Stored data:
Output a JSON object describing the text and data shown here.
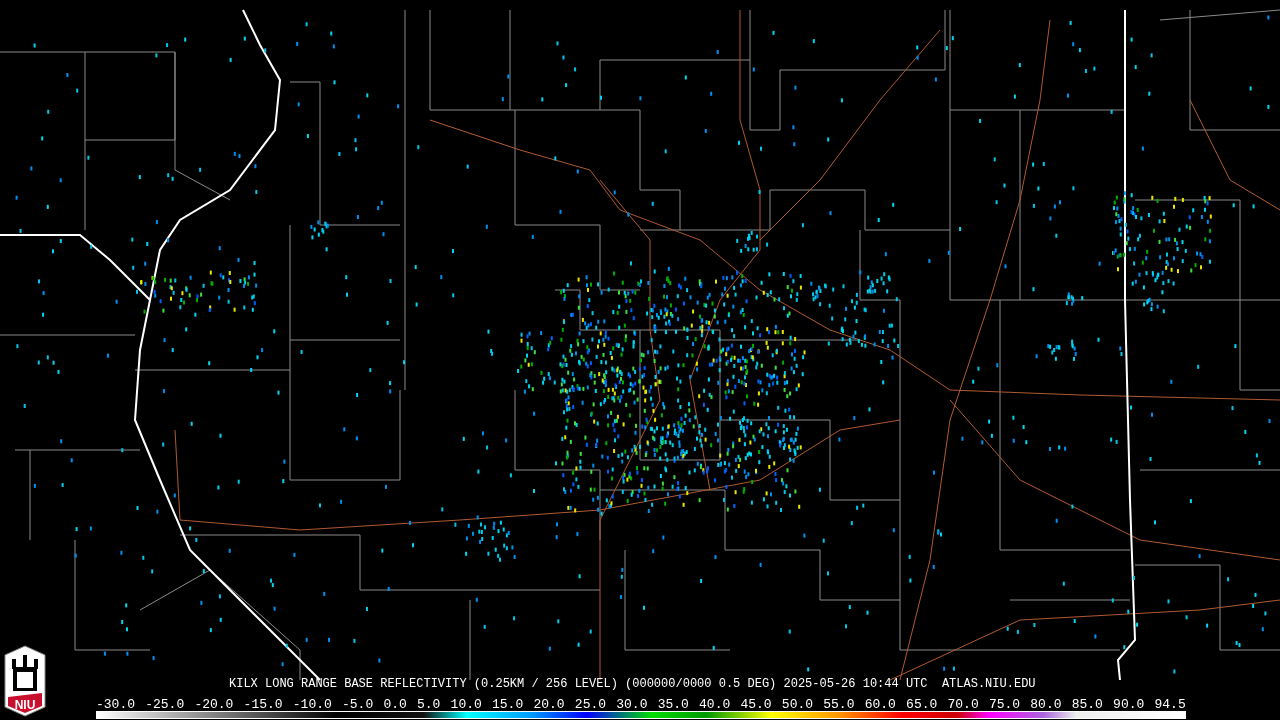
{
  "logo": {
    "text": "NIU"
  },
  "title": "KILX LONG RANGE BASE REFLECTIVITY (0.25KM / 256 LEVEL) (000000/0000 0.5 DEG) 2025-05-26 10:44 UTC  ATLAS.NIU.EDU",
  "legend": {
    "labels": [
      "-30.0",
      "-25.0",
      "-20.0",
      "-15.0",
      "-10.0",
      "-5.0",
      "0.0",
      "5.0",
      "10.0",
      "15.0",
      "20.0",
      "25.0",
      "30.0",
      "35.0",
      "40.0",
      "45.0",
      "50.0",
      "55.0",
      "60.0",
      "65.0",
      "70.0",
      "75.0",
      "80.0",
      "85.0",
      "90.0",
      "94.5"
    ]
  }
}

> **EXERCISE AIM**: Go back to the records above and write them out exactly, without the pictures.

> **ANSWER TO THIS PROBLEM**:
Output a JSON object describing the text and data shown here.
{
  "logo": {
    "text": "NIU"
  },
  "title": "KILX LONG RANGE BASE REFLECTIVITY (0.25KM / 256 LEVEL) (000000/0000 0.5 DEG) 2025-05-26 10:44 UTC  ATLAS.NIU.EDU",
  "legend": {
    "labels": [
      "-30.0",
      "-25.0",
      "-20.0",
      "-15.0",
      "-10.0",
      "-5.0",
      "0.0",
      "5.0",
      "10.0",
      "15.0",
      "20.0",
      "25.0",
      "30.0",
      "35.0",
      "40.0",
      "45.0",
      "50.0",
      "55.0",
      "60.0",
      "65.0",
      "70.0",
      "75.0",
      "80.0",
      "85.0",
      "90.0",
      "94.5"
    ]
  }
}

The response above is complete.